═══ Extracted information

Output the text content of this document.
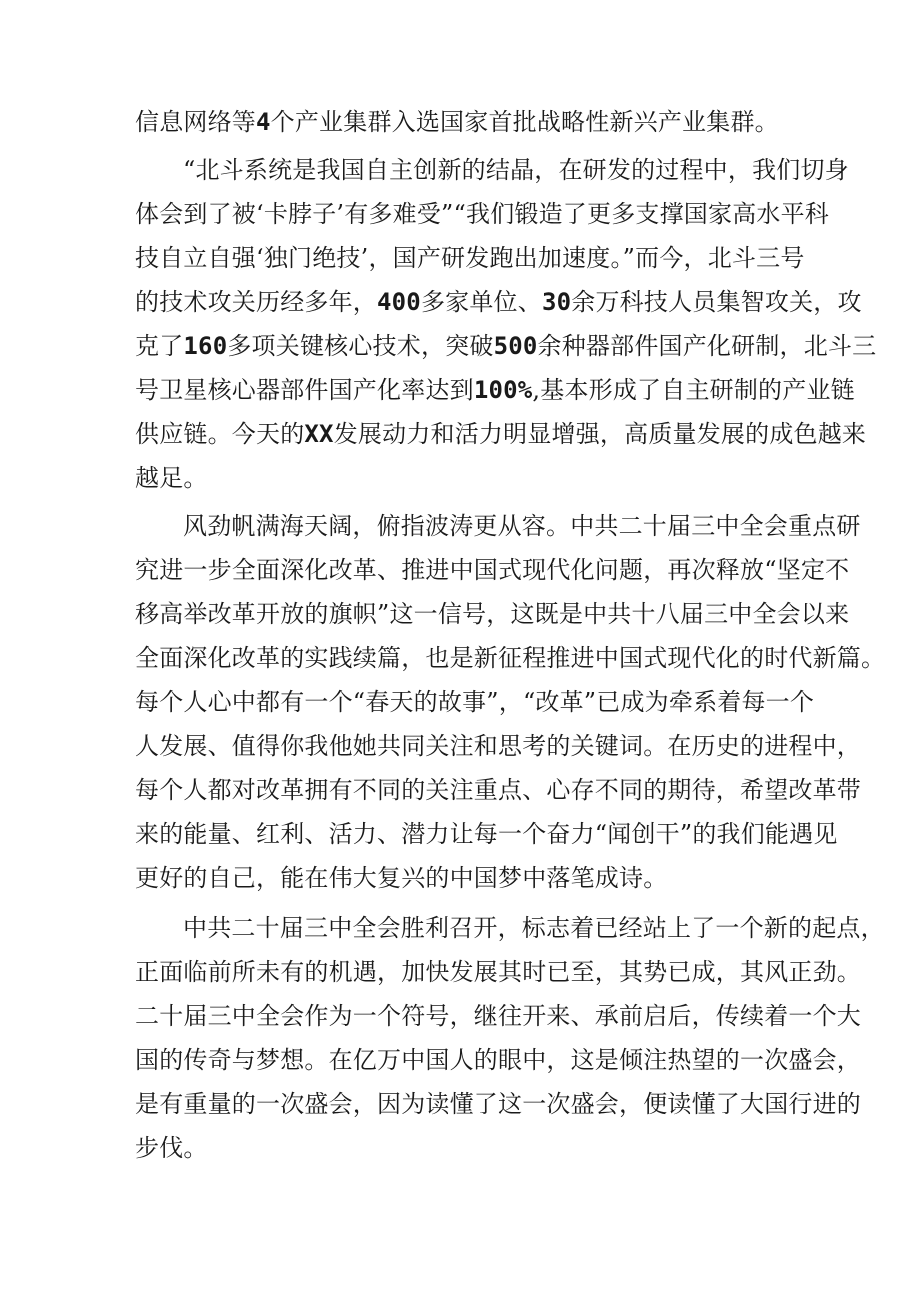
信息网络等4个产业集群入选国家首批战略性新兴产业集群。
“北斗系统是我国自主创新的结晶，在研发的过程中，我们切身
体会到了被‘卡脖子’有多难受”“我们锻造了更多支撑国家高水平科
技自立自强‘独门绝技’，国产研发跑出加速度。”而今，北斗三号
的技术攻关历经多年，400多家单位、30余万科技人员集智攻关，攻
克了160多项关键核心技术，突破500余种器部件国产化研制，北斗三
号卫星核心器部件国产化率达到100%,基本形成了自主研制的产业链
供应链。今天的XX发展动力和活力明显增强，高质量发展的成色越来
越足。
风劲帆满海天阔，俯指波涛更从容。中共二十届三中全会重点研
究进一步全面深化改革、推进中国式现代化问题，再次释放“坚定不
移高举改革开放的旗帜”这一信号，这既是中共十八届三中全会以来
全面深化改革的实践续篇，也是新征程推进中国式现代化的时代新篇。
每个人心中都有一个“春天的故事”，“改革”已成为牵系着每一个
人发展、值得你我他她共同关注和思考的关键词。在历史的进程中，
每个人都对改革拥有不同的关注重点、心存不同的期待，希望改革带
来的能量、红利、活力、潜力让每一个奋力“闻创干”的我们能遇见
更好的自己，能在伟大复兴的中国梦中落笔成诗。
中共二十届三中全会胜利召开，标志着已经站上了一个新的起点，
正面临前所未有的机遇，加快发展其时已至，其势已成，其风正劲。
二十届三中全会作为一个符号，继往开来、承前启后，传续着一个大
国的传奇与梦想。在亿万中国人的眼中，这是倾注热望的一次盛会，
是有重量的一次盛会，因为读懂了这一次盛会，便读懂了大国行进的
步伐。
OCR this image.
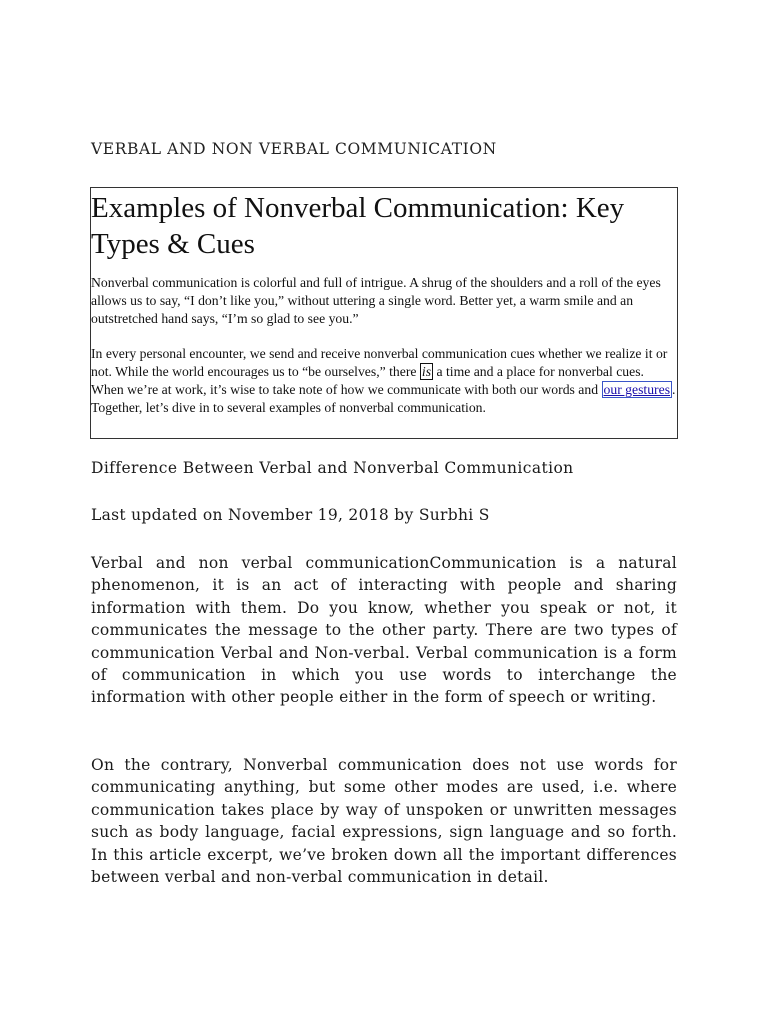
VERBAL AND NON VERBAL COMMUNICATION
Examples of Nonverbal Communication: Key Types & Cues

Nonverbal communication is colorful and full of intrigue. A shrug of the shoulders and a roll of the eyes allows us to say, “I don’t like you,” without uttering a single word. Better yet, a warm smile and an outstretched hand says, “I’m so glad to see you.”

In every personal encounter, we send and receive nonverbal communication cues whether we realize it or not. While the world encourages us to “be ourselves,” there is a time and a place for nonverbal cues. When we’re at work, it’s wise to take note of how we communicate with both our words and our gestures . Together, let’s dive in to several examples of nonverbal communication.

Difference Between Verbal and Nonverbal Communication

Last updated on November 19, 2018 by Surbhi S

Verbal and non verbal communicationCommunication is a natural phenomenon, it is an act of interacting with people and sharing information with them. Do you know, whether you speak or not, it communicates the message to the other party. There are two types of communication Verbal and Non-verbal. Verbal communication is a form of communication in which you use words to interchange the information with other people either in the form of speech or writing.

On the contrary, Nonverbal communication does not use words for communicating anything, but some other modes are used, i.e. where communication takes place by way of unspoken or unwritten messages such as body language, facial expressions, sign language and so forth. In this article excerpt, we’ve broken down all the important differences between verbal and non-verbal communication in detail.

══════

## What the task requires
In the entries above, some lines may contain the string "this"; report how many, without additional comment.

## Response below
3